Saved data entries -
○ ○ ○

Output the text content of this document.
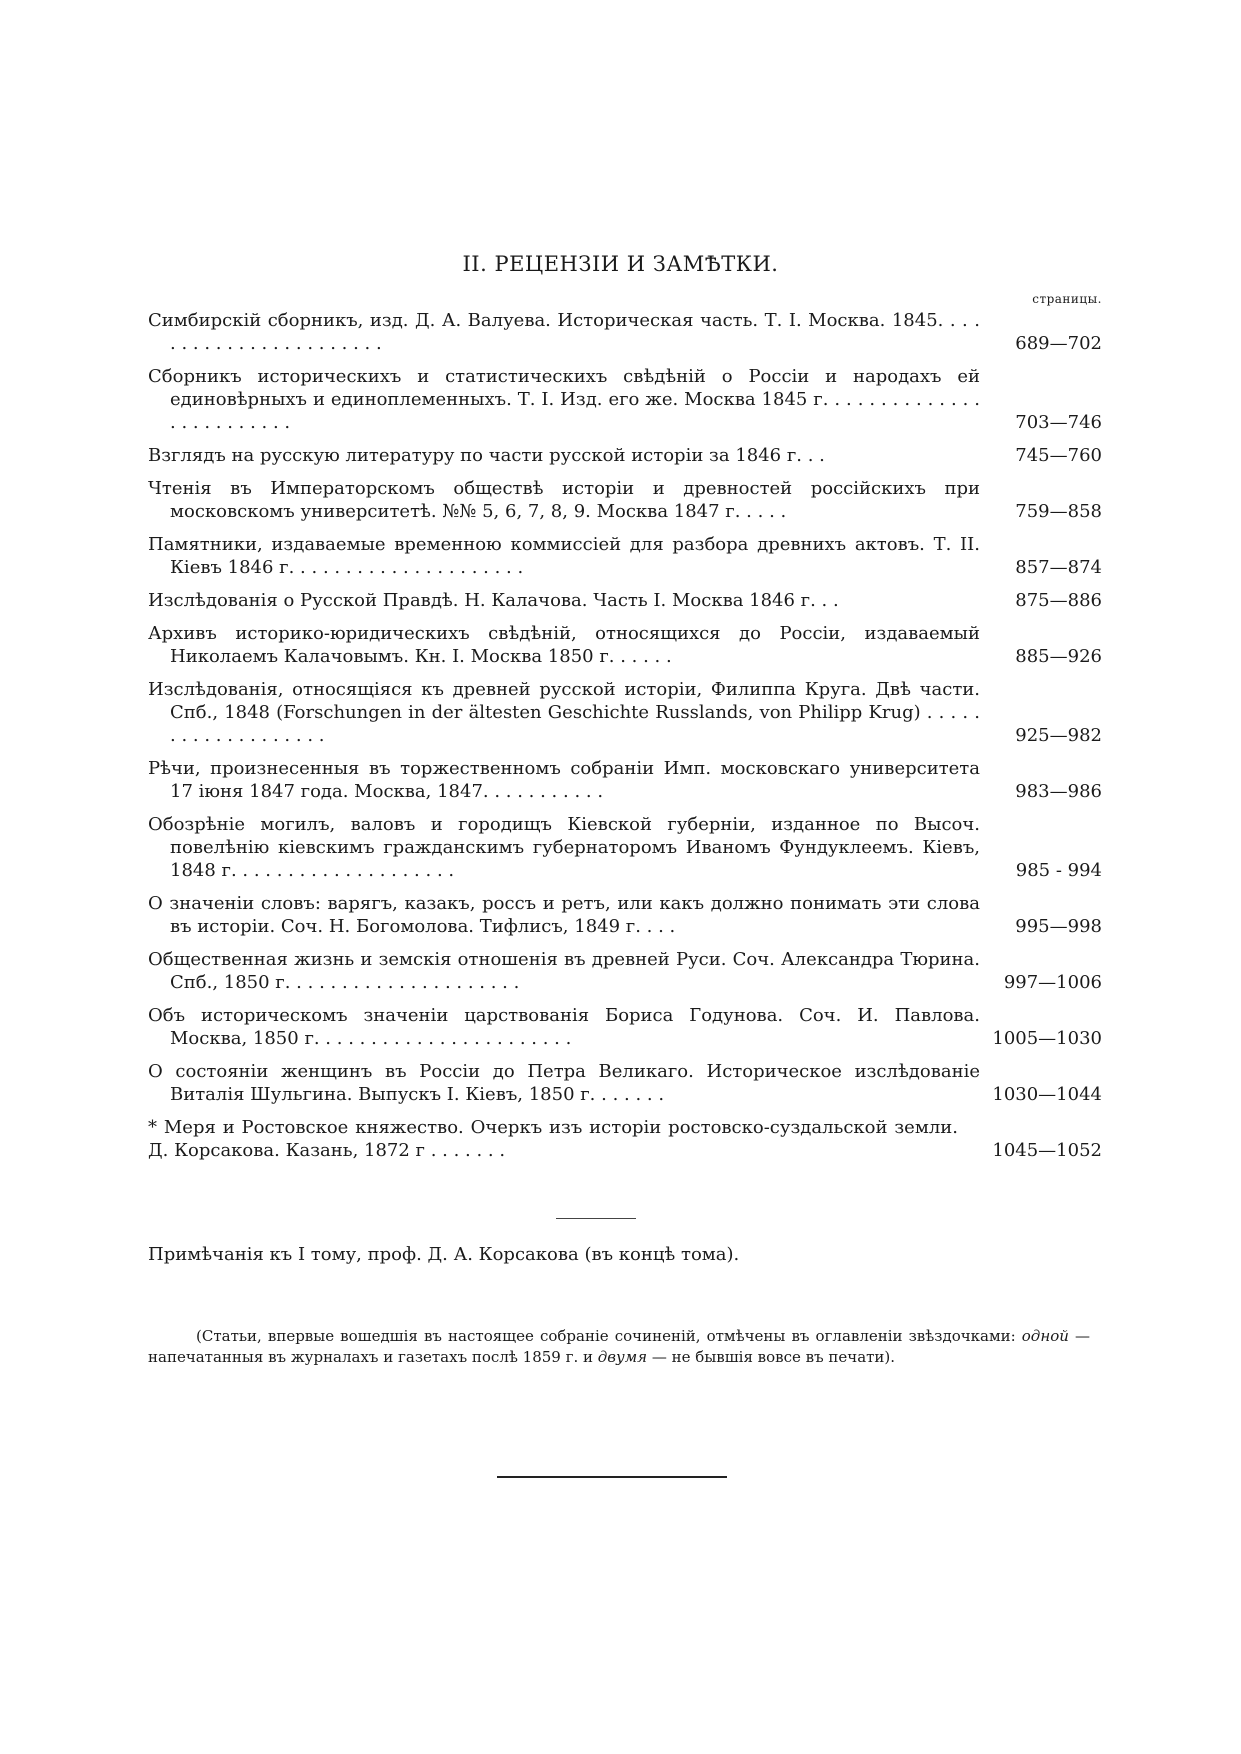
II. РЕЦЕНЗІИ И ЗАМѢТКИ.
страницы.
Симбирскій сборникъ, изд. Д. А. Валуева. Историческая часть. Т. I. Москва. 1845. . . . . . . . . . . . . . . . . . . . . . .	689—702
Сборникъ историческихъ и статистическихъ свѣдѣній о Россіи и народахъ ей единовѣрныхъ и единоплеменныхъ. Т. I. Изд. его же. Москва 1845 г. . . . . . . . . . . . . . . . . . . . . . . . .	703—746
Взглядъ на русскую литературу по части русской исторіи за 1846 г. . .	745—760
Чтенія въ Императорскомъ обществѣ исторіи и древностей россійскихъ при московскомъ университетѣ. №№ 5, 6, 7, 8, 9. Москва 1847 г. . . . .	759—858
Памятники, издаваемые временною коммиссіей для разбора древнихъ актовъ. Т. II. Кіевъ 1846 г. . . . . . . . . . . . . . . . . . . . .	857—874
Изслѣдованія о Русской Правдѣ. Н. Калачова. Часть I. Москва 1846 г. . .	875—886
Архивъ историко-юридическихъ свѣдѣній, относящихся до Россіи, издаваемый Николаемъ Калачовымъ. Кн. I. Москва 1850 г. . . . . .	885—926
Изслѣдованія, относящіяся къ древней русской исторіи, Филиппа Круга. Двѣ части. Спб., 1848 (Forschungen in der ältesten Geschichte Russlands, von Philipp Krug) . . . . . . . . . . . . . . . . . . .	925—982
Рѣчи, произнесенныя въ торжественномъ собраніи Имп. московскаго университета 17 іюня 1847 года. Москва, 1847. . . . . . . . . . .	983—986
Обозрѣніе могилъ, валовъ и городищъ Кіевской губерніи, изданное по Высоч. повелѣнію кіевскимъ гражданскимъ губернаторомъ Иваномъ Фундуклеемъ. Кіевъ, 1848 г. . . . . . . . . . . . . . . . . . . .	985 - 994
О значеніи словъ: варягъ, казакъ, россъ и ретъ, или какъ должно понимать эти слова въ исторіи. Соч. Н. Богомолова. Тифлисъ, 1849 г. . . .	995—998
Общественная жизнь и земскія отношенія въ древней Руси. Соч. Александра Тюрина. Спб., 1850 г. . . . . . . . . . . . . . . . . . . . .	997—1006
Объ историческомъ значеніи царствованія Бориса Годунова. Соч. И. Павлова. Москва, 1850 г. . . . . . . . . . . . . . . . . . . . . . .	1005—1030
О состояніи женщинъ въ Россіи до Петра Великаго. Историческое изслѣдованіе Виталія Шульгина. Выпускъ I. Кіевъ, 1850 г. . . . . . .	1030—1044
* Меря и Ростовское княжество. Очеркъ изъ исторіи ростовско-суздальской земли. Д. Корсакова. Казань, 1872 г . . . . . . .	1045—1052
Примѣчанія къ I тому, проф. Д. А. Корсакова (въ концѣ тома).
(Статьи, впервые вошедшія въ настоящее собраніе сочиненій, отмѣчены въ оглавленіи звѣздочками: одной — напечатанныя въ журналахъ и газетахъ послѣ 1859 г. и двумя — не бывшія вовсе въ печати).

○ ○ ○

TASK DIRECTIONS - Count the lines of the material that include the word "значеніи", then state only the total.

ANSWER TO THIS PROBLEM - 2